_LISTING:_
========

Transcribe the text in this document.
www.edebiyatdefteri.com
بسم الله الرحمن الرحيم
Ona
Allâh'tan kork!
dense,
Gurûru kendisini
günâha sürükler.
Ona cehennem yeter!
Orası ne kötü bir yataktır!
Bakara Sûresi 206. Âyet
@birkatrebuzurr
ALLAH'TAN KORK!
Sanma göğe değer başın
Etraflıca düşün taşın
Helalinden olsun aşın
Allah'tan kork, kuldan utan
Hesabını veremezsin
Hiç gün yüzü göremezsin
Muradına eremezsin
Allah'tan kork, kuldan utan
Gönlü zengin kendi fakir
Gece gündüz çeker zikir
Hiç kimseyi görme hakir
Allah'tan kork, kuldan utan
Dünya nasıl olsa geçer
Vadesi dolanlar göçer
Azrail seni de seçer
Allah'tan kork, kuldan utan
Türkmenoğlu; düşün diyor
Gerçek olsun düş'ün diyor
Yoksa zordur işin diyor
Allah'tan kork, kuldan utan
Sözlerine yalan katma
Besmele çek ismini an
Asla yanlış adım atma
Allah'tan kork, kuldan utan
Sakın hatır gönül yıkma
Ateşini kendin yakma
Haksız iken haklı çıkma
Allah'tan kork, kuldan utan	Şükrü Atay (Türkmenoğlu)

========

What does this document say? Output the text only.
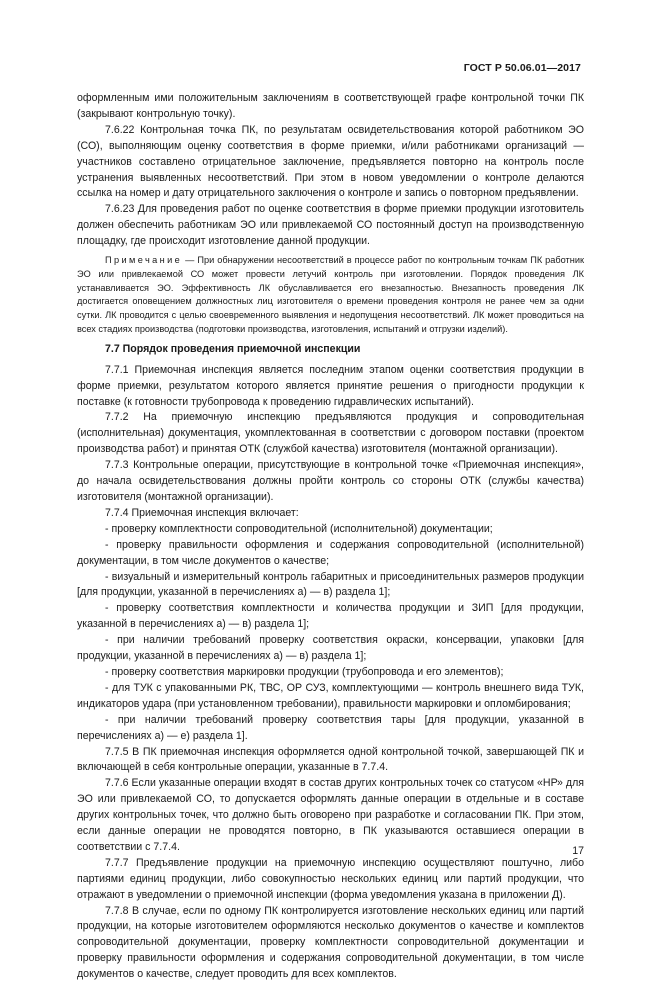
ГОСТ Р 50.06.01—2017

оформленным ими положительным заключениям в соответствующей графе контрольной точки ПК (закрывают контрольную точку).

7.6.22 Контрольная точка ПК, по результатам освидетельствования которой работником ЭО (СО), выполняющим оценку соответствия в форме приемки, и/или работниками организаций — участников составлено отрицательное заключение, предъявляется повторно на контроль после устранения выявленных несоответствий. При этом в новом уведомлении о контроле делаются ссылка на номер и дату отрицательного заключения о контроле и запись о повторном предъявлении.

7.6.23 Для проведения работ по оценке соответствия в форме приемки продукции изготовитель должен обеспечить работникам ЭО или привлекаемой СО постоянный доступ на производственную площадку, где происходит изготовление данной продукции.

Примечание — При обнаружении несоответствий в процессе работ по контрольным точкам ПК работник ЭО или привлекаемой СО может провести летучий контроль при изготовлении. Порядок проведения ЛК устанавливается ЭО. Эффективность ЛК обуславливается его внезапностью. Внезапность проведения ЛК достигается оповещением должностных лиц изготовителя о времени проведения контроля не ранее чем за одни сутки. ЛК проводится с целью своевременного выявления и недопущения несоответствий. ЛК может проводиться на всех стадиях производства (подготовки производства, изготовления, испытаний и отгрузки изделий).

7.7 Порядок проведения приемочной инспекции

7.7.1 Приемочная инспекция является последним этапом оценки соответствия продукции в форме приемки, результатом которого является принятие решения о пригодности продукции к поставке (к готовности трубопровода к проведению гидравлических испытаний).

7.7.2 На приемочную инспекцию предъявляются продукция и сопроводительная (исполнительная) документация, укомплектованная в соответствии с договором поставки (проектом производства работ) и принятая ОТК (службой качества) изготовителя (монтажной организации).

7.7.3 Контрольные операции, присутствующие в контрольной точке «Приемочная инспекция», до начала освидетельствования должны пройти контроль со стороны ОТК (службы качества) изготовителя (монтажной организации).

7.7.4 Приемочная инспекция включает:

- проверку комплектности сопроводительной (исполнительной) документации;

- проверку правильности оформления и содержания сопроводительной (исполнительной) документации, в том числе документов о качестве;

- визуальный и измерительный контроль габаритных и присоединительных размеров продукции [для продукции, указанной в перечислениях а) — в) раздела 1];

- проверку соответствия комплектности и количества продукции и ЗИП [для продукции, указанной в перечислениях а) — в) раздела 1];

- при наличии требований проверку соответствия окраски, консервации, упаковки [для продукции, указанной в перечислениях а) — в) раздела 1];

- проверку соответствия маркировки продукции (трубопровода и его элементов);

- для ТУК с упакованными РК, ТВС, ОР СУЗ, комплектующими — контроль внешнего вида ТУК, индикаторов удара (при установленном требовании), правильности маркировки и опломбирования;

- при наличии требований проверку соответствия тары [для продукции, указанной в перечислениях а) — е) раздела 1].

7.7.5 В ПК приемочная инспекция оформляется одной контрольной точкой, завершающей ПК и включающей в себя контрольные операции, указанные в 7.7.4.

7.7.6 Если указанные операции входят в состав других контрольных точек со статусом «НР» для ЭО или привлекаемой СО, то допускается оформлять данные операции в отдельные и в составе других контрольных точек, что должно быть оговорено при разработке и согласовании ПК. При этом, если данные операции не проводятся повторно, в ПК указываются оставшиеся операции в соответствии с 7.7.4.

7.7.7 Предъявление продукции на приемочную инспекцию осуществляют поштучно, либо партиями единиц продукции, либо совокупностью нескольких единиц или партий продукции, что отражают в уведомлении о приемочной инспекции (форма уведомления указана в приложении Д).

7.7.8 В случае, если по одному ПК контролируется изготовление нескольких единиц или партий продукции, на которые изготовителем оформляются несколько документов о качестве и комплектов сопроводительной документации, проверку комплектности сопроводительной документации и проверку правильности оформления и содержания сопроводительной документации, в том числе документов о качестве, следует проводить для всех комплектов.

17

========

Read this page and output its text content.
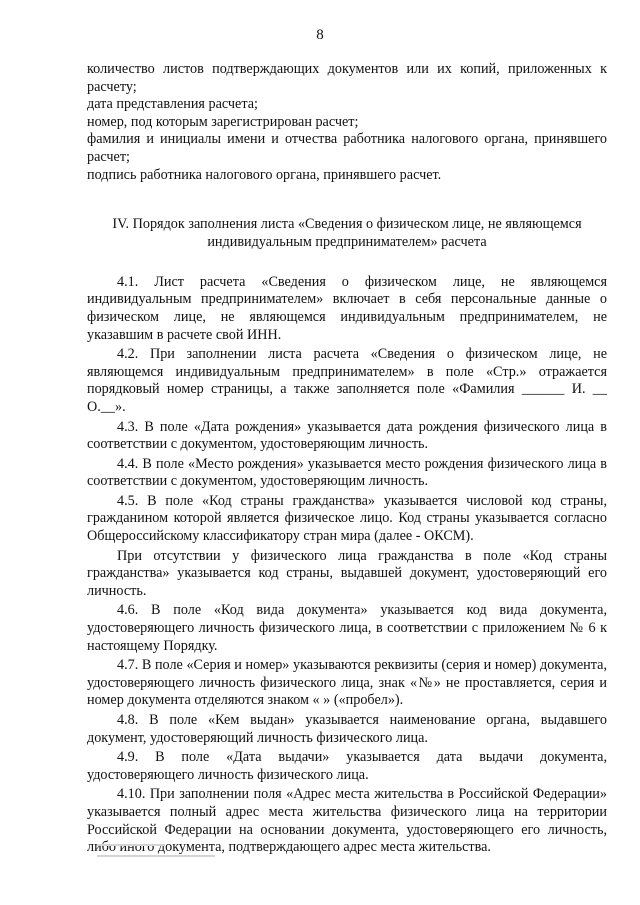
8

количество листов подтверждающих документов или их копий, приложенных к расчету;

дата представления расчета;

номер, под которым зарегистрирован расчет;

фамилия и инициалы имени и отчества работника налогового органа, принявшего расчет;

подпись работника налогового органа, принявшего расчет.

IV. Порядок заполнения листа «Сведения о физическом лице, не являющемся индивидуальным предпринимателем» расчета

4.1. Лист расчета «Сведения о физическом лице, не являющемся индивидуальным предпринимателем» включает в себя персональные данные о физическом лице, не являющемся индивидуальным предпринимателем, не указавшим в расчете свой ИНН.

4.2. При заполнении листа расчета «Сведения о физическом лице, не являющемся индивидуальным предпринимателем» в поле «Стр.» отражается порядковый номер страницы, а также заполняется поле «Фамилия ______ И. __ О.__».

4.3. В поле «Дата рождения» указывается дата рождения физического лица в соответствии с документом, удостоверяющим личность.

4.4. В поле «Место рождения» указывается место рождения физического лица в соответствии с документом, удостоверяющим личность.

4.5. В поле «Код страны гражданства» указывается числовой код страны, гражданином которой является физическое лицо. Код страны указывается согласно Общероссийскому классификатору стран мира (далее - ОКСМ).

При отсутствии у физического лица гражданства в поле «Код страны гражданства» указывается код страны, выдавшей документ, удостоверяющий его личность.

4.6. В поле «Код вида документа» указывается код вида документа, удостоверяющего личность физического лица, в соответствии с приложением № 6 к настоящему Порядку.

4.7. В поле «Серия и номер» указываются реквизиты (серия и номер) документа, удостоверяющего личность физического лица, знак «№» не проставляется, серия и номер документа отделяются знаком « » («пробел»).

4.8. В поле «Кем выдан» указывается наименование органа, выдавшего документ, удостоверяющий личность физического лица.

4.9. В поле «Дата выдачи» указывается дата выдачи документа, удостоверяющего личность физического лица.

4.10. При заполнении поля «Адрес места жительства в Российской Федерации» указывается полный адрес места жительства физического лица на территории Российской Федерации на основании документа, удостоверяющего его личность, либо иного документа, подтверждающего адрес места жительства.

========

From the entries, copy out each line containing the word "налогового".

фамилия и инициалы имени и отчества работника налогового органа, принявшего расчет;
подпись работника налогового органа, принявшего расчет.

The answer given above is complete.